▽

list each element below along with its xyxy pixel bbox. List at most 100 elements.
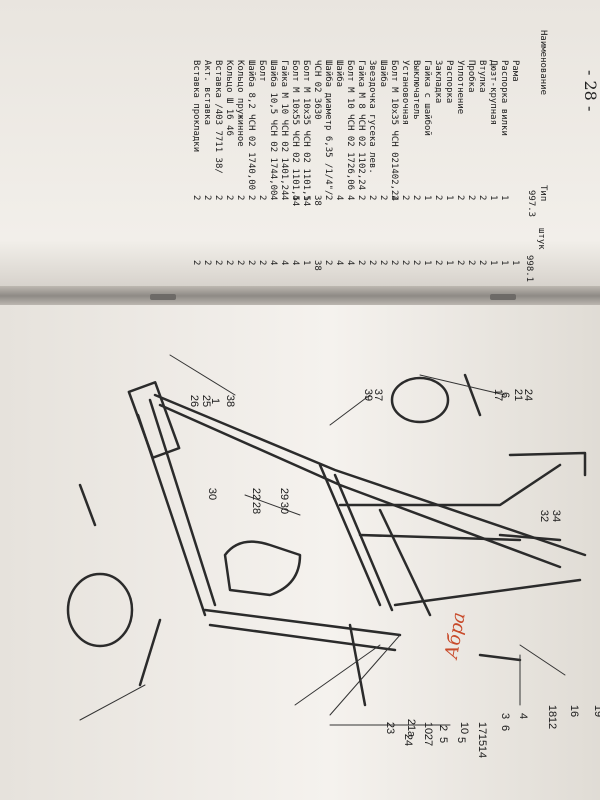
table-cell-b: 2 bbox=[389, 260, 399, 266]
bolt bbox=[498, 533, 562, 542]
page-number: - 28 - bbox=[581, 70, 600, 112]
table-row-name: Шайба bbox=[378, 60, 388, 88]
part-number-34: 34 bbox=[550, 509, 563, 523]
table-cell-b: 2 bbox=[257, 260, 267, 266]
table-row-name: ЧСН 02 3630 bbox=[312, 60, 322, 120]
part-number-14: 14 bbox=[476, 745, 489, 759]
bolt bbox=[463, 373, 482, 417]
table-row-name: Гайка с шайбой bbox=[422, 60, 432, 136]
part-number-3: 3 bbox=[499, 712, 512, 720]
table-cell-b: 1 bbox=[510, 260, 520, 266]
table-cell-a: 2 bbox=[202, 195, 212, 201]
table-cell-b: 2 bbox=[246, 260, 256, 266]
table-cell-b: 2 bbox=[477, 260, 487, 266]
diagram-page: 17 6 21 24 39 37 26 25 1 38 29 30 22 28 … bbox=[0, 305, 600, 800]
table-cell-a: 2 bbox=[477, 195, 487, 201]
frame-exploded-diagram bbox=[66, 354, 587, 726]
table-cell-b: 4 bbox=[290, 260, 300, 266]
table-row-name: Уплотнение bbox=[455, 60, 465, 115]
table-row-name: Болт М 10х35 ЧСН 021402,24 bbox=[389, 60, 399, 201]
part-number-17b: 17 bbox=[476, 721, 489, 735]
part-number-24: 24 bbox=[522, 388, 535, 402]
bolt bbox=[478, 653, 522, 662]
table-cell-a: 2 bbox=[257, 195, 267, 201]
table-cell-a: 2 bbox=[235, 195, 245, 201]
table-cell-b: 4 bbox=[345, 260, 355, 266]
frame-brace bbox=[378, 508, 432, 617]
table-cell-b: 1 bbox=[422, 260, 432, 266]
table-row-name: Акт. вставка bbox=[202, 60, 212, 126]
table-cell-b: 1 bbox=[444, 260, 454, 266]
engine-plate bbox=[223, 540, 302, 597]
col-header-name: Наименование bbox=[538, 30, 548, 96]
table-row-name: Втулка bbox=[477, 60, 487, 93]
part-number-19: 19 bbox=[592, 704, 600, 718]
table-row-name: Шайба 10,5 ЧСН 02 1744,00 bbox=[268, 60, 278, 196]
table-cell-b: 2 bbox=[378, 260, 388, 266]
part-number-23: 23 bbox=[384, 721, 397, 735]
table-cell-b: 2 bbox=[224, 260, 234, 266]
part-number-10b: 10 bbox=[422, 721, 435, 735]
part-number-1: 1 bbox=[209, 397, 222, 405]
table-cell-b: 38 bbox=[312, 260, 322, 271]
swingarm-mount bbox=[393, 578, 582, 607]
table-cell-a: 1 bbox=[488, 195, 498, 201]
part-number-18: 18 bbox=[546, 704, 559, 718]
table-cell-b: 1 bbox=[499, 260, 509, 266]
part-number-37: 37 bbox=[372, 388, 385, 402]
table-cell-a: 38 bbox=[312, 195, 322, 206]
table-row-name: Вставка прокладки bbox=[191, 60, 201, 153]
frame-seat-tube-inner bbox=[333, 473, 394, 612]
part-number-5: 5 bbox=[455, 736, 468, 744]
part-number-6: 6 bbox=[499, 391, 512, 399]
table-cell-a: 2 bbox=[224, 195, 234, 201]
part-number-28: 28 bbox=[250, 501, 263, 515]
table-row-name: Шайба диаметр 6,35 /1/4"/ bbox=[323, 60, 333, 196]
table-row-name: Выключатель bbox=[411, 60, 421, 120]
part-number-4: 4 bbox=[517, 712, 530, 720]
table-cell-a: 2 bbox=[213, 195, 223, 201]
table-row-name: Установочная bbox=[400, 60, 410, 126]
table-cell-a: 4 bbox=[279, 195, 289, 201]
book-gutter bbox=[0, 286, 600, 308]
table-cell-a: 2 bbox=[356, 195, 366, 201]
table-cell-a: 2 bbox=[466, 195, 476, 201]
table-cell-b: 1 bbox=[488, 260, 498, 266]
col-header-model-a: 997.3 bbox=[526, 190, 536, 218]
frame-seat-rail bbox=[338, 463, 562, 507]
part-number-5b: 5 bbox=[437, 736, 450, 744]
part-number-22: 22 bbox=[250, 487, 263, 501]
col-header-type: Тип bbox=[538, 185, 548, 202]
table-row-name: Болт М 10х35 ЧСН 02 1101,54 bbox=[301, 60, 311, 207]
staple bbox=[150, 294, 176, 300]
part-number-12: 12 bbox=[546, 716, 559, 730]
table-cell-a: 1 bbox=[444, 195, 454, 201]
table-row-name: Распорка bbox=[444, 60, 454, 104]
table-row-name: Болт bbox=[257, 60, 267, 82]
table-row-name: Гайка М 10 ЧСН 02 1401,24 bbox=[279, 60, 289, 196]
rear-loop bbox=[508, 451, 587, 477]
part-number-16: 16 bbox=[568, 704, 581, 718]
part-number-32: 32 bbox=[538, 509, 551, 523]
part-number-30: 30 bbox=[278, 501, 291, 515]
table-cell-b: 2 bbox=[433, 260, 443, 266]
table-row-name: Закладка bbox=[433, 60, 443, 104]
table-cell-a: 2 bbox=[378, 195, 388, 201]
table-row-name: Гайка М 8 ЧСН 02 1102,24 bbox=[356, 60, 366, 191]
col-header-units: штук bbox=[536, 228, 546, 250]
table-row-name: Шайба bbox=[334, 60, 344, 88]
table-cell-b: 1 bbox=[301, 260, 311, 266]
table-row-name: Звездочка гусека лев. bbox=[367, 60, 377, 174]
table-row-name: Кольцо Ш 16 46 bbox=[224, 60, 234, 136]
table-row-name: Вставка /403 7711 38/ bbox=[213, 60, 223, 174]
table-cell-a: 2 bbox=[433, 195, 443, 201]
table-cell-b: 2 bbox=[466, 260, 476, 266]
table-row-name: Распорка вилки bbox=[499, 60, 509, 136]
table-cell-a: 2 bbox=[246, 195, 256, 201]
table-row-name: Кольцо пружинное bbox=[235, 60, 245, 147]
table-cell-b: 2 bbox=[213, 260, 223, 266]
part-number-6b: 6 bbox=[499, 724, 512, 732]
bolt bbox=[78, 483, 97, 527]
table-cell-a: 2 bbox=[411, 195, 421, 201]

△

Directive: Reproduce every one of the entries above verbatim, omitting the picture from your answer.

Written solution:
list each element below along with its xyxy pixel bbox. List at most 100 elements.
table-cell-b: 2 bbox=[389, 260, 399, 266]
bolt bbox=[498, 533, 562, 542]
page-number: - 28 - bbox=[581, 70, 600, 112]
table-row-name: Шайба bbox=[378, 60, 388, 88]
part-number-34: 34 bbox=[550, 509, 563, 523]
table-cell-b: 2 bbox=[257, 260, 267, 266]
table-row-name: ЧСН 02 3630 bbox=[312, 60, 322, 120]
part-number-14: 14 bbox=[476, 745, 489, 759]
bolt bbox=[463, 373, 482, 417]
table-row-name: Гайка с шайбой bbox=[422, 60, 432, 136]
part-number-3: 3 bbox=[499, 712, 512, 720]
table-cell-b: 1 bbox=[510, 260, 520, 266]
table-cell-a: 2 bbox=[202, 195, 212, 201]
table-cell-b: 2 bbox=[246, 260, 256, 266]
table-cell-b: 2 bbox=[477, 260, 487, 266]
diagram-page: 17 6 21 24 39 37 26 25 1 38 29 30 22 28 … bbox=[0, 305, 600, 800]
table-cell-a: 2 bbox=[477, 195, 487, 201]
frame-exploded-diagram bbox=[66, 354, 587, 726]
table-cell-b: 4 bbox=[290, 260, 300, 266]
table-row-name: Уплотнение bbox=[455, 60, 465, 115]
table-row-name: Болт М 10х35 ЧСН 021402,24 bbox=[389, 60, 399, 201]
part-number-17b: 17 bbox=[476, 721, 489, 735]
part-number-24: 24 bbox=[522, 388, 535, 402]
bolt bbox=[478, 653, 522, 662]
table-cell-a: 2 bbox=[257, 195, 267, 201]
table-cell-a: 2 bbox=[235, 195, 245, 201]
table-cell-b: 4 bbox=[345, 260, 355, 266]
frame-brace bbox=[378, 508, 432, 617]
table-cell-b: 1 bbox=[422, 260, 432, 266]
table-row-name: Акт. вставка bbox=[202, 60, 212, 126]
table-cell-b: 1 bbox=[444, 260, 454, 266]
engine-plate bbox=[223, 540, 302, 597]
col-header-name: Наименование bbox=[538, 30, 548, 96]
table-row-name: Втулка bbox=[477, 60, 487, 93]
part-number-19: 19 bbox=[592, 704, 600, 718]
table-row-name: Шайба 10,5 ЧСН 02 1744,00 bbox=[268, 60, 278, 196]
table-cell-b: 2 bbox=[378, 260, 388, 266]
part-number-23: 23 bbox=[384, 721, 397, 735]
table-cell-b: 2 bbox=[224, 260, 234, 266]
part-number-10b: 10 bbox=[422, 721, 435, 735]
part-number-1: 1 bbox=[209, 397, 222, 405]
table-cell-b: 38 bbox=[312, 260, 322, 271]
swingarm-mount bbox=[393, 578, 582, 607]
table-cell-a: 1 bbox=[488, 195, 498, 201]
part-number-18: 18 bbox=[546, 704, 559, 718]
table-cell-b: 1 bbox=[499, 260, 509, 266]
part-number-37: 37 bbox=[372, 388, 385, 402]
table-cell-a: 38 bbox=[312, 195, 322, 206]
table-row-name: Вставка прокладки bbox=[191, 60, 201, 153]
frame-seat-tube-inner bbox=[333, 473, 394, 612]
part-number-5: 5 bbox=[455, 736, 468, 744]
part-number-6: 6 bbox=[499, 391, 512, 399]
table-cell-a: 2 bbox=[224, 195, 234, 201]
part-number-28: 28 bbox=[250, 501, 263, 515]
table-row-name: Шайба диаметр 6,35 /1/4"/ bbox=[323, 60, 333, 196]
table-row-name: Выключатель bbox=[411, 60, 421, 120]
part-number-4: 4 bbox=[517, 712, 530, 720]
table-cell-a: 2 bbox=[213, 195, 223, 201]
table-row-name: Установочная bbox=[400, 60, 410, 126]
table-cell-a: 4 bbox=[279, 195, 289, 201]
book-gutter bbox=[0, 286, 600, 308]
table-cell-a: 2 bbox=[356, 195, 366, 201]
table-cell-a: 2 bbox=[466, 195, 476, 201]
table-cell-b: 1 bbox=[488, 260, 498, 266]
col-header-model-a: 997.3 bbox=[526, 190, 536, 218]
frame-seat-rail bbox=[338, 463, 562, 507]
part-number-5b: 5 bbox=[437, 736, 450, 744]
part-number-22: 22 bbox=[250, 487, 263, 501]
col-header-type: Тип bbox=[538, 185, 548, 202]
table-row-name: Болт М 10х35 ЧСН 02 1101,54 bbox=[301, 60, 311, 207]
staple bbox=[150, 294, 176, 300]
part-number-12: 12 bbox=[546, 716, 559, 730]
table-cell-a: 1 bbox=[444, 195, 454, 201]
table-row-name: Распорка bbox=[444, 60, 454, 104]
table-row-name: Болт bbox=[257, 60, 267, 82]
table-row-name: Гайка М 10 ЧСН 02 1401,24 bbox=[279, 60, 289, 196]
rear-loop bbox=[508, 451, 587, 477]
part-number-16: 16 bbox=[568, 704, 581, 718]
part-number-32: 32 bbox=[538, 509, 551, 523]
part-number-30: 30 bbox=[278, 501, 291, 515]
table-cell-b: 2 bbox=[433, 260, 443, 266]
table-row-name: Закладка bbox=[433, 60, 443, 104]
table-cell-a: 2 bbox=[378, 195, 388, 201]
table-row-name: Гайка М 8 ЧСН 02 1102,24 bbox=[356, 60, 366, 191]
col-header-units: штук bbox=[536, 228, 546, 250]
table-row-name: Шайба bbox=[334, 60, 344, 88]
table-cell-b: 1 bbox=[301, 260, 311, 266]
table-row-name: Звездочка гусека лев. bbox=[367, 60, 377, 174]
table-row-name: Кольцо Ш 16 46 bbox=[224, 60, 234, 136]
table-row-name: Вставка /403 7711 38/ bbox=[213, 60, 223, 174]
table-cell-a: 2 bbox=[433, 195, 443, 201]
table-cell-b: 2 bbox=[466, 260, 476, 266]
table-row-name: Распорка вилки bbox=[499, 60, 509, 136]
table-cell-a: 2 bbox=[246, 195, 256, 201]
table-row-name: Кольцо пружинное bbox=[235, 60, 245, 147]
table-cell-b: 2 bbox=[213, 260, 223, 266]
part-number-6b: 6 bbox=[499, 724, 512, 732]
bolt bbox=[78, 483, 97, 527]
table-cell-a: 2 bbox=[411, 195, 421, 201]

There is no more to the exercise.